** START Supplied material **
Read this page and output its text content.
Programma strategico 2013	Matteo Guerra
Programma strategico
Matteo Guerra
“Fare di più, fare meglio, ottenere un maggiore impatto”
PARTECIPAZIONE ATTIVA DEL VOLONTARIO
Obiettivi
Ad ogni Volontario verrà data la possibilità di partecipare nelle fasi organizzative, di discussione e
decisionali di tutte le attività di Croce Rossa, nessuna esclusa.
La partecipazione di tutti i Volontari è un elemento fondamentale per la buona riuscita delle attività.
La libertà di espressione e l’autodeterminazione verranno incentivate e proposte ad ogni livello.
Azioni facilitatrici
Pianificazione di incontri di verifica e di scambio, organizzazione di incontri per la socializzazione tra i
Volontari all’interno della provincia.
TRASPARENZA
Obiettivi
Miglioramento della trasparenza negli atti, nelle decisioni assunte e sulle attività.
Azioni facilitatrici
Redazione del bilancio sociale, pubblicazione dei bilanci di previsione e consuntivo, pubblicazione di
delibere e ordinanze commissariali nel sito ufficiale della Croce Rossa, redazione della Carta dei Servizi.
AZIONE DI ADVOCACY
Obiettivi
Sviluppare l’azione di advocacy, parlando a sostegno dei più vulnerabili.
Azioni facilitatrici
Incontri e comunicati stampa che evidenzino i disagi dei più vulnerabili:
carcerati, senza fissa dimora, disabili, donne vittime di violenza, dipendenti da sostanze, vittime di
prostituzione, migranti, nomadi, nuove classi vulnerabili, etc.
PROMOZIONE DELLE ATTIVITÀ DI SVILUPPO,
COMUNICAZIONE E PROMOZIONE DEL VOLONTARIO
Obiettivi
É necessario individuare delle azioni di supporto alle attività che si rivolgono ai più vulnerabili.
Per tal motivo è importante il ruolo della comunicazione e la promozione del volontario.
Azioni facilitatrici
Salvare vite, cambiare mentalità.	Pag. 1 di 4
** END Supplied material **
Transcribe every entry exactly.

Read this page and output its text content.
Programma strategico 2013	Matteo Guerra
Programma strategico
Matteo Guerra
“Fare di più, fare meglio, ottenere un maggiore impatto”
PARTECIPAZIONE ATTIVA DEL VOLONTARIO
Obiettivi
Ad ogni Volontario verrà data la possibilità di partecipare nelle fasi organizzative, di discussione e
decisionali di tutte le attività di Croce Rossa, nessuna esclusa.
La partecipazione di tutti i Volontari è un elemento fondamentale per la buona riuscita delle attività.
La libertà di espressione e l’autodeterminazione verranno incentivate e proposte ad ogni livello.
Azioni facilitatrici
Pianificazione di incontri di verifica e di scambio, organizzazione di incontri per la socializzazione tra i
Volontari all’interno della provincia.
TRASPARENZA
Obiettivi
Miglioramento della trasparenza negli atti, nelle decisioni assunte e sulle attività.
Azioni facilitatrici
Redazione del bilancio sociale, pubblicazione dei bilanci di previsione e consuntivo, pubblicazione di
delibere e ordinanze commissariali nel sito ufficiale della Croce Rossa, redazione della Carta dei Servizi.
AZIONE DI ADVOCACY
Obiettivi
Sviluppare l’azione di advocacy, parlando a sostegno dei più vulnerabili.
Azioni facilitatrici
Incontri e comunicati stampa che evidenzino i disagi dei più vulnerabili:
carcerati, senza fissa dimora, disabili, donne vittime di violenza, dipendenti da sostanze, vittime di
prostituzione, migranti, nomadi, nuove classi vulnerabili, etc.
PROMOZIONE DELLE ATTIVITÀ DI SVILUPPO,
COMUNICAZIONE E PROMOZIONE DEL VOLONTARIO
Obiettivi
É necessario individuare delle azioni di supporto alle attività che si rivolgono ai più vulnerabili.
Per tal motivo è importante il ruolo della comunicazione e la promozione del volontario.
Azioni facilitatrici
Salvare vite, cambiare mentalità.	Pag. 1 di 4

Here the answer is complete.